▶ **MATERIALS PROVIDED**

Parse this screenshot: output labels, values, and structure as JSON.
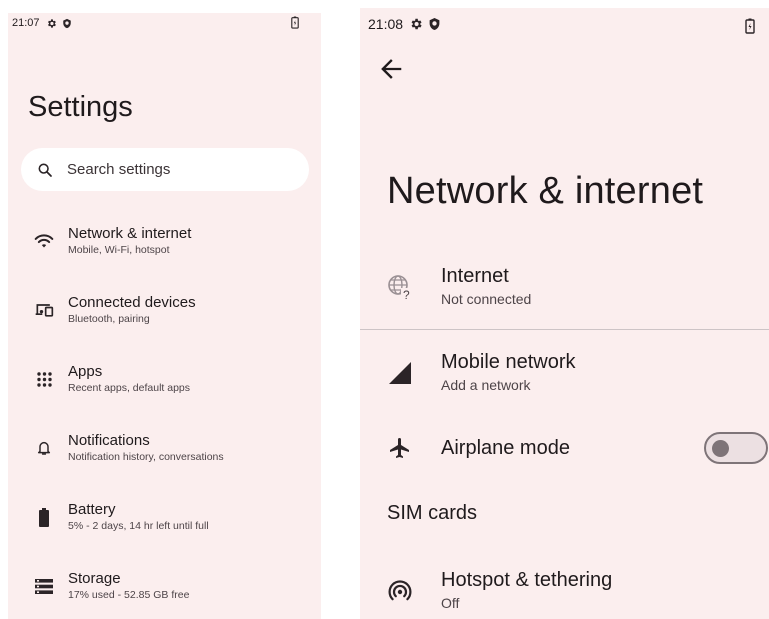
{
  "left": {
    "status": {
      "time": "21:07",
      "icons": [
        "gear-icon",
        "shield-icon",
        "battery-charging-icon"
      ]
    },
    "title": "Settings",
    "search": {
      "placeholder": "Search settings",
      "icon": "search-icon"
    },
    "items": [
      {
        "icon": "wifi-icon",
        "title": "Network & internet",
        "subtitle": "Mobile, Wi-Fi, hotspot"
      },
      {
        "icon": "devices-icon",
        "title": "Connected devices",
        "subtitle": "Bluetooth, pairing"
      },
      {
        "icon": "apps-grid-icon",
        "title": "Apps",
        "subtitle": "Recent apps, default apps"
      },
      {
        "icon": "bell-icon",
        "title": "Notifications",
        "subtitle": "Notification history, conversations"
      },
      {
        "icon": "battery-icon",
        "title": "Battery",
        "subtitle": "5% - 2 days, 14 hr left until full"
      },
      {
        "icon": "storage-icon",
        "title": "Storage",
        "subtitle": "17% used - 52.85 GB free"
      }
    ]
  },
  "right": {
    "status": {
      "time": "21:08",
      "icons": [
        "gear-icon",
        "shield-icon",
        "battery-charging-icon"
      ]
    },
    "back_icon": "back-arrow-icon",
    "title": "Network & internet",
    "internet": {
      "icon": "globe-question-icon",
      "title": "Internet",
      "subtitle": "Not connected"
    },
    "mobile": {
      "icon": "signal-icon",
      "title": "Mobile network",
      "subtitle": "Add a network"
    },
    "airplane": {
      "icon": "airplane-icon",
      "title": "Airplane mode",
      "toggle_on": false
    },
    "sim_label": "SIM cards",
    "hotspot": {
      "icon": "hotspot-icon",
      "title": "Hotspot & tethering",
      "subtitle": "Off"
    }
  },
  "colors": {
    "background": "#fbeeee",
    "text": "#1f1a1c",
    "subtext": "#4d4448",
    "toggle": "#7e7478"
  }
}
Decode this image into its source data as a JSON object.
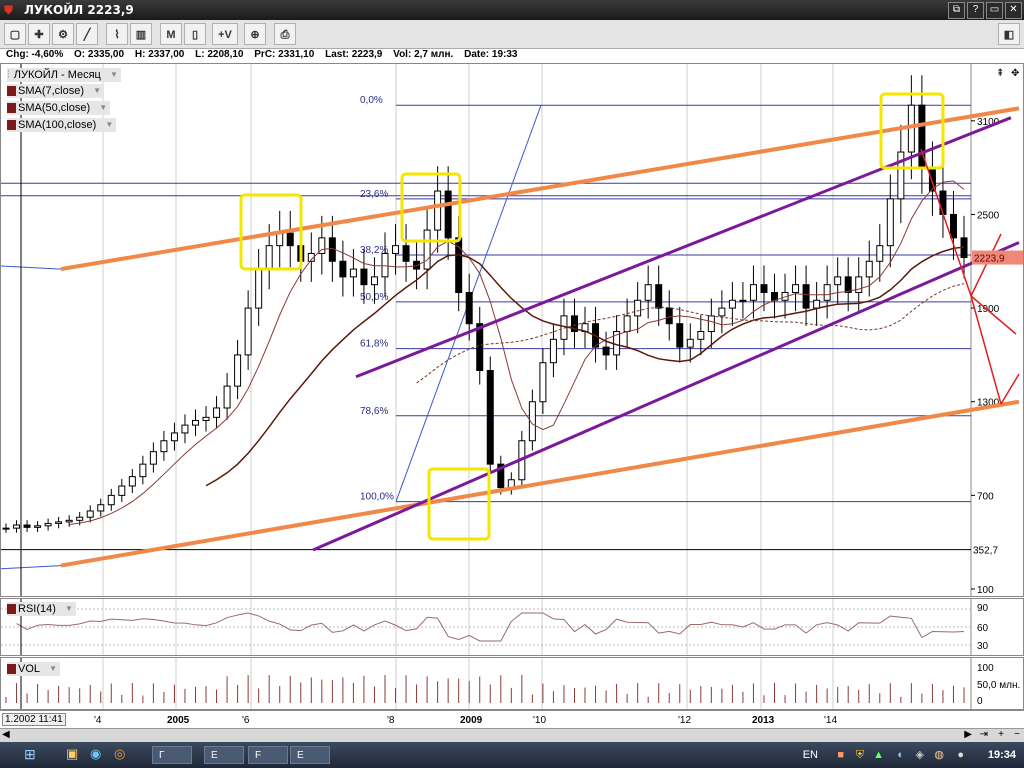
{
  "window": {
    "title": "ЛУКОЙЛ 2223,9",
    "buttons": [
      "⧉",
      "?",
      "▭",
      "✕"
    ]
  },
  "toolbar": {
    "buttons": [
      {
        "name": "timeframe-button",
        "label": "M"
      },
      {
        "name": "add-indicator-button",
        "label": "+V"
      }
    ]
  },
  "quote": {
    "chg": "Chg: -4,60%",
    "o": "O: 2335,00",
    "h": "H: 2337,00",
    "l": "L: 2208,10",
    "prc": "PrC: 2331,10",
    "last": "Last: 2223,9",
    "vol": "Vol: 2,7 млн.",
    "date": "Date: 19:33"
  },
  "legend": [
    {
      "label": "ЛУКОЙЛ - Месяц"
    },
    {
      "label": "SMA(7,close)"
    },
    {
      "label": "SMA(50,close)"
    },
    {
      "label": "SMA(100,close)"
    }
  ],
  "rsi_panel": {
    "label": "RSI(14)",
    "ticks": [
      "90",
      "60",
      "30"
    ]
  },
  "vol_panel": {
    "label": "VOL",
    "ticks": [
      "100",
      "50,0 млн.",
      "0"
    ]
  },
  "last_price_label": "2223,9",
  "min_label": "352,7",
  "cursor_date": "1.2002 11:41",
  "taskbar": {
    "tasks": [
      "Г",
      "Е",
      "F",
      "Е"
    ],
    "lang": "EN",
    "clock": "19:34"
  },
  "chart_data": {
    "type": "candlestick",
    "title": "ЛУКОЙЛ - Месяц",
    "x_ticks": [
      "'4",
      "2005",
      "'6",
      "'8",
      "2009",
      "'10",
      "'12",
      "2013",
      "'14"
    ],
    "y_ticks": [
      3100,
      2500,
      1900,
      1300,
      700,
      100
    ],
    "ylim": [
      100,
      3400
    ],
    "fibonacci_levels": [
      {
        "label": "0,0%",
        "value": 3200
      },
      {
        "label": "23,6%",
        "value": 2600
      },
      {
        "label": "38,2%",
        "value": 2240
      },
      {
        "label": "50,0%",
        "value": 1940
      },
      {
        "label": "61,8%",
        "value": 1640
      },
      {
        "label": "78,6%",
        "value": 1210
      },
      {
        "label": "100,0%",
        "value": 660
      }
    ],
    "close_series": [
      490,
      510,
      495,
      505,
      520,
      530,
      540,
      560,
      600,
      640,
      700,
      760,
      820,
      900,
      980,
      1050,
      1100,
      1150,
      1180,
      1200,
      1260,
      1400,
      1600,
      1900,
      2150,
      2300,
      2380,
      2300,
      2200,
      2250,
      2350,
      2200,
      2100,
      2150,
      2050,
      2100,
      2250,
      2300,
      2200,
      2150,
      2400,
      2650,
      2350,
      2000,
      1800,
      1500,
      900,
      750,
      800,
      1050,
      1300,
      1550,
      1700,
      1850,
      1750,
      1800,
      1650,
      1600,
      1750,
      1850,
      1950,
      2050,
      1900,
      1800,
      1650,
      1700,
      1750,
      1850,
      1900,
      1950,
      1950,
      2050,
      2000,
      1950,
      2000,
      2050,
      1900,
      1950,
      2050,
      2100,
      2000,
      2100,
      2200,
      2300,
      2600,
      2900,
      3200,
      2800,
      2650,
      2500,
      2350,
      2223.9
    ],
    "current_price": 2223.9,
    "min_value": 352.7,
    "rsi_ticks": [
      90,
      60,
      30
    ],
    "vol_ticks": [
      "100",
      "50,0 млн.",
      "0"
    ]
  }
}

▶ **WHAT YOU ARE ASKED TO DO**
Leave out the pictures and print every line of the data exactly.

▶ **OUTPUT OF THE TASK**
Parse this screenshot: output labels, values, and structure as JSON.
{
  "left": {
    "status": {
      "time": "21:07",
      "icons": [
        "gear-icon",
        "shield-icon",
        "battery-charging-icon"
      ]
    },
    "title": "Settings",
    "search": {
      "placeholder": "Search settings",
      "icon": "search-icon"
    },
    "items": [
      {
        "icon": "wifi-icon",
        "title": "Network & internet",
        "subtitle": "Mobile, Wi-Fi, hotspot"
      },
      {
        "icon": "devices-icon",
        "title": "Connected devices",
        "subtitle": "Bluetooth, pairing"
      },
      {
        "icon": "apps-grid-icon",
        "title": "Apps",
        "subtitle": "Recent apps, default apps"
      },
      {
        "icon": "bell-icon",
        "title": "Notifications",
        "subtitle": "Notification history, conversations"
      },
      {
        "icon": "battery-icon",
        "title": "Battery",
        "subtitle": "5% - 2 days, 14 hr left until full"
      },
      {
        "icon": "storage-icon",
        "title": "Storage",
        "subtitle": "17% used - 52.85 GB free"
      }
    ]
  },
  "right": {
    "status": {
      "time": "21:08",
      "icons": [
        "gear-icon",
        "shield-icon",
        "battery-charging-icon"
      ]
    },
    "back_icon": "back-arrow-icon",
    "title": "Network & internet",
    "internet": {
      "icon": "globe-question-icon",
      "title": "Internet",
      "subtitle": "Not connected"
    },
    "mobile": {
      "icon": "signal-icon",
      "title": "Mobile network",
      "subtitle": "Add a network"
    },
    "airplane": {
      "icon": "airplane-icon",
      "title": "Airplane mode",
      "toggle_on": false
    },
    "sim_label": "SIM cards",
    "hotspot": {
      "icon": "hotspot-icon",
      "title": "Hotspot & tethering",
      "subtitle": "Off"
    }
  },
  "colors": {
    "background": "#fbeeee",
    "text": "#1f1a1c",
    "subtext": "#4d4448",
    "toggle": "#7e7478"
  }
}
Decode this image into its source data as a JSON object.
{
  "window": {
    "title": "ЛУКОЙЛ 2223,9",
    "buttons": [
      "⧉",
      "?",
      "▭",
      "✕"
    ]
  },
  "toolbar": {
    "buttons": [
      {
        "name": "timeframe-button",
        "label": "M"
      },
      {
        "name": "add-indicator-button",
        "label": "+V"
      }
    ]
  },
  "quote": {
    "chg": "Chg: -4,60%",
    "o": "O: 2335,00",
    "h": "H: 2337,00",
    "l": "L: 2208,10",
    "prc": "PrC: 2331,10",
    "last": "Last: 2223,9",
    "vol": "Vol: 2,7 млн.",
    "date": "Date: 19:33"
  },
  "legend": [
    {
      "label": "ЛУКОЙЛ - Месяц"
    },
    {
      "label": "SMA(7,close)"
    },
    {
      "label": "SMA(50,close)"
    },
    {
      "label": "SMA(100,close)"
    }
  ],
  "rsi_panel": {
    "label": "RSI(14)",
    "ticks": [
      "90",
      "60",
      "30"
    ]
  },
  "vol_panel": {
    "label": "VOL",
    "ticks": [
      "100",
      "50,0 млн.",
      "0"
    ]
  },
  "last_price_label": "2223,9",
  "min_label": "352,7",
  "cursor_date": "1.2002 11:41",
  "taskbar": {
    "tasks": [
      "Г",
      "Е",
      "F",
      "Е"
    ],
    "lang": "EN",
    "clock": "19:34"
  },
  "chart_data": {
    "type": "candlestick",
    "title": "ЛУКОЙЛ - Месяц",
    "x_ticks": [
      "'4",
      "2005",
      "'6",
      "'8",
      "2009",
      "'10",
      "'12",
      "2013",
      "'14"
    ],
    "y_ticks": [
      3100,
      2500,
      1900,
      1300,
      700,
      100
    ],
    "ylim": [
      100,
      3400
    ],
    "fibonacci_levels": [
      {
        "label": "0,0%",
        "value": 3200
      },
      {
        "label": "23,6%",
        "value": 2600
      },
      {
        "label": "38,2%",
        "value": 2240
      },
      {
        "label": "50,0%",
        "value": 1940
      },
      {
        "label": "61,8%",
        "value": 1640
      },
      {
        "label": "78,6%",
        "value": 1210
      },
      {
        "label": "100,0%",
        "value": 660
      }
    ],
    "close_series": [
      490,
      510,
      495,
      505,
      520,
      530,
      540,
      560,
      600,
      640,
      700,
      760,
      820,
      900,
      980,
      1050,
      1100,
      1150,
      1180,
      1200,
      1260,
      1400,
      1600,
      1900,
      2150,
      2300,
      2380,
      2300,
      2200,
      2250,
      2350,
      2200,
      2100,
      2150,
      2050,
      2100,
      2250,
      2300,
      2200,
      2150,
      2400,
      2650,
      2350,
      2000,
      1800,
      1500,
      900,
      750,
      800,
      1050,
      1300,
      1550,
      1700,
      1850,
      1750,
      1800,
      1650,
      1600,
      1750,
      1850,
      1950,
      2050,
      1900,
      1800,
      1650,
      1700,
      1750,
      1850,
      1900,
      1950,
      1950,
      2050,
      2000,
      1950,
      2000,
      2050,
      1900,
      1950,
      2050,
      2100,
      2000,
      2100,
      2200,
      2300,
      2600,
      2900,
      3200,
      2800,
      2650,
      2500,
      2350,
      2223.9
    ],
    "current_price": 2223.9,
    "min_value": 352.7,
    "rsi_ticks": [
      90,
      60,
      30
    ],
    "vol_ticks": [
      "100",
      "50,0 млн.",
      "0"
    ]
  }
}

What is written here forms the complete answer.